## Items:
--- --- ---
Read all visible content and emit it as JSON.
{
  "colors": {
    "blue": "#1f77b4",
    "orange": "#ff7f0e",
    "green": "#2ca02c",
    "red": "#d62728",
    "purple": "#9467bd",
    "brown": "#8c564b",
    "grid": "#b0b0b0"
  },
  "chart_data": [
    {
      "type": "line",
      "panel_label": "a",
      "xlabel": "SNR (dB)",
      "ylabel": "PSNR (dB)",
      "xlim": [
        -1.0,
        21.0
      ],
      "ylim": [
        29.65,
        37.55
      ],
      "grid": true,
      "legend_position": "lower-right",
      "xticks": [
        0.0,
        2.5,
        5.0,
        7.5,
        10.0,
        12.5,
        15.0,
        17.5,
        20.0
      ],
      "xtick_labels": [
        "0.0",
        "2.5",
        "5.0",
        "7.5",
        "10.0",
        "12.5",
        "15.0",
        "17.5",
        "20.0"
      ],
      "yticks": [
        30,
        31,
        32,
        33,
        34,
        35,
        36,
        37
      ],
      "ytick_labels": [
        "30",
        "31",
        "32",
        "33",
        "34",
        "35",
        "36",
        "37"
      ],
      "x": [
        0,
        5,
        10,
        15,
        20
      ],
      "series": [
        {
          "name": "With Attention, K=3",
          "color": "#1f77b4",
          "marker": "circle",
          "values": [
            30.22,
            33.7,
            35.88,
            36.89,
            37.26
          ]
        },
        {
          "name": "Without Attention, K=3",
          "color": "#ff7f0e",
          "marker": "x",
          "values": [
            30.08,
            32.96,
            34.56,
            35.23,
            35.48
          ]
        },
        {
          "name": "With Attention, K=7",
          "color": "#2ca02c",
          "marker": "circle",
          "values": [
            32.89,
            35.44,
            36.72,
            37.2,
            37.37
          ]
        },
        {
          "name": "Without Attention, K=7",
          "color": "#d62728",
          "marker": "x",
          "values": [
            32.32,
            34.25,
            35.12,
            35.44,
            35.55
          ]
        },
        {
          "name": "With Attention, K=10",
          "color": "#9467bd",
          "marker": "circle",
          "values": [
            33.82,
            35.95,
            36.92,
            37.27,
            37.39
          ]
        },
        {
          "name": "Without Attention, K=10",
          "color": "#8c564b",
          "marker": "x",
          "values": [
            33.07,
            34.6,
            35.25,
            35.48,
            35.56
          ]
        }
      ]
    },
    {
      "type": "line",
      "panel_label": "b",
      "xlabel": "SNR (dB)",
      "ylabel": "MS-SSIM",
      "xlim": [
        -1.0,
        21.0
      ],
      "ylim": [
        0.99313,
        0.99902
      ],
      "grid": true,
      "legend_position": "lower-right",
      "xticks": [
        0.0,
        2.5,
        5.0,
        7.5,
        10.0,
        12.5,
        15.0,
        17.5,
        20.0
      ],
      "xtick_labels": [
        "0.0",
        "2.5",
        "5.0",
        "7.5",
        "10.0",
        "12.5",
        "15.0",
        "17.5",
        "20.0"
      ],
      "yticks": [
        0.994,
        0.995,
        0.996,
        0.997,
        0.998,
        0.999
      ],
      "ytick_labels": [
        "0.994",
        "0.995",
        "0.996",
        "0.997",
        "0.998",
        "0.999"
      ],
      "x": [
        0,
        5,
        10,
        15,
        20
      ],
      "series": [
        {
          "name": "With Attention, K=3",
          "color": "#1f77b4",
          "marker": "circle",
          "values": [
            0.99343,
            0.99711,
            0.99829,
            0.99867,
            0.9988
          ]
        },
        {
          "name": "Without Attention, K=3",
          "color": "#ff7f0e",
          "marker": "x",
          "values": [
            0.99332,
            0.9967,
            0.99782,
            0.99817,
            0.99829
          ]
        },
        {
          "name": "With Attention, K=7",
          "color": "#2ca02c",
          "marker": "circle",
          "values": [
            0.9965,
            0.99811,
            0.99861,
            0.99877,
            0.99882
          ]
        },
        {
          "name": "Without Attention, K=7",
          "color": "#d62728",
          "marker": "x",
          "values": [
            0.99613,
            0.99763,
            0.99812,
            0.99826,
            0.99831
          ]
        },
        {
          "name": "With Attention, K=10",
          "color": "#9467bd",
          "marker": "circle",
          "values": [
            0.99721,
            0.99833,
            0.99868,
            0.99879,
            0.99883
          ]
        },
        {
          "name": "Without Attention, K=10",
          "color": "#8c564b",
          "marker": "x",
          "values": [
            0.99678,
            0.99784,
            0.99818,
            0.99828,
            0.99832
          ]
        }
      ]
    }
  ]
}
--- --- ---
## Set problem:
Repeat the data above, word for word.

## Expected output:
Read all visible content and emit it as JSON.
{
  "colors": {
    "blue": "#1f77b4",
    "orange": "#ff7f0e",
    "green": "#2ca02c",
    "red": "#d62728",
    "purple": "#9467bd",
    "brown": "#8c564b",
    "grid": "#b0b0b0"
  },
  "chart_data": [
    {
      "type": "line",
      "panel_label": "a",
      "xlabel": "SNR (dB)",
      "ylabel": "PSNR (dB)",
      "xlim": [
        -1.0,
        21.0
      ],
      "ylim": [
        29.65,
        37.55
      ],
      "grid": true,
      "legend_position": "lower-right",
      "xticks": [
        0.0,
        2.5,
        5.0,
        7.5,
        10.0,
        12.5,
        15.0,
        17.5,
        20.0
      ],
      "xtick_labels": [
        "0.0",
        "2.5",
        "5.0",
        "7.5",
        "10.0",
        "12.5",
        "15.0",
        "17.5",
        "20.0"
      ],
      "yticks": [
        30,
        31,
        32,
        33,
        34,
        35,
        36,
        37
      ],
      "ytick_labels": [
        "30",
        "31",
        "32",
        "33",
        "34",
        "35",
        "36",
        "37"
      ],
      "x": [
        0,
        5,
        10,
        15,
        20
      ],
      "series": [
        {
          "name": "With Attention, K=3",
          "color": "#1f77b4",
          "marker": "circle",
          "values": [
            30.22,
            33.7,
            35.88,
            36.89,
            37.26
          ]
        },
        {
          "name": "Without Attention, K=3",
          "color": "#ff7f0e",
          "marker": "x",
          "values": [
            30.08,
            32.96,
            34.56,
            35.23,
            35.48
          ]
        },
        {
          "name": "With Attention, K=7",
          "color": "#2ca02c",
          "marker": "circle",
          "values": [
            32.89,
            35.44,
            36.72,
            37.2,
            37.37
          ]
        },
        {
          "name": "Without Attention, K=7",
          "color": "#d62728",
          "marker": "x",
          "values": [
            32.32,
            34.25,
            35.12,
            35.44,
            35.55
          ]
        },
        {
          "name": "With Attention, K=10",
          "color": "#9467bd",
          "marker": "circle",
          "values": [
            33.82,
            35.95,
            36.92,
            37.27,
            37.39
          ]
        },
        {
          "name": "Without Attention, K=10",
          "color": "#8c564b",
          "marker": "x",
          "values": [
            33.07,
            34.6,
            35.25,
            35.48,
            35.56
          ]
        }
      ]
    },
    {
      "type": "line",
      "panel_label": "b",
      "xlabel": "SNR (dB)",
      "ylabel": "MS-SSIM",
      "xlim": [
        -1.0,
        21.0
      ],
      "ylim": [
        0.99313,
        0.99902
      ],
      "grid": true,
      "legend_position": "lower-right",
      "xticks": [
        0.0,
        2.5,
        5.0,
        7.5,
        10.0,
        12.5,
        15.0,
        17.5,
        20.0
      ],
      "xtick_labels": [
        "0.0",
        "2.5",
        "5.0",
        "7.5",
        "10.0",
        "12.5",
        "15.0",
        "17.5",
        "20.0"
      ],
      "yticks": [
        0.994,
        0.995,
        0.996,
        0.997,
        0.998,
        0.999
      ],
      "ytick_labels": [
        "0.994",
        "0.995",
        "0.996",
        "0.997",
        "0.998",
        "0.999"
      ],
      "x": [
        0,
        5,
        10,
        15,
        20
      ],
      "series": [
        {
          "name": "With Attention, K=3",
          "color": "#1f77b4",
          "marker": "circle",
          "values": [
            0.99343,
            0.99711,
            0.99829,
            0.99867,
            0.9988
          ]
        },
        {
          "name": "Without Attention, K=3",
          "color": "#ff7f0e",
          "marker": "x",
          "values": [
            0.99332,
            0.9967,
            0.99782,
            0.99817,
            0.99829
          ]
        },
        {
          "name": "With Attention, K=7",
          "color": "#2ca02c",
          "marker": "circle",
          "values": [
            0.9965,
            0.99811,
            0.99861,
            0.99877,
            0.99882
          ]
        },
        {
          "name": "Without Attention, K=7",
          "color": "#d62728",
          "marker": "x",
          "values": [
            0.99613,
            0.99763,
            0.99812,
            0.99826,
            0.99831
          ]
        },
        {
          "name": "With Attention, K=10",
          "color": "#9467bd",
          "marker": "circle",
          "values": [
            0.99721,
            0.99833,
            0.99868,
            0.99879,
            0.99883
          ]
        },
        {
          "name": "Without Attention, K=10",
          "color": "#8c564b",
          "marker": "x",
          "values": [
            0.99678,
            0.99784,
            0.99818,
            0.99828,
            0.99832
          ]
        }
      ]
    }
  ]
}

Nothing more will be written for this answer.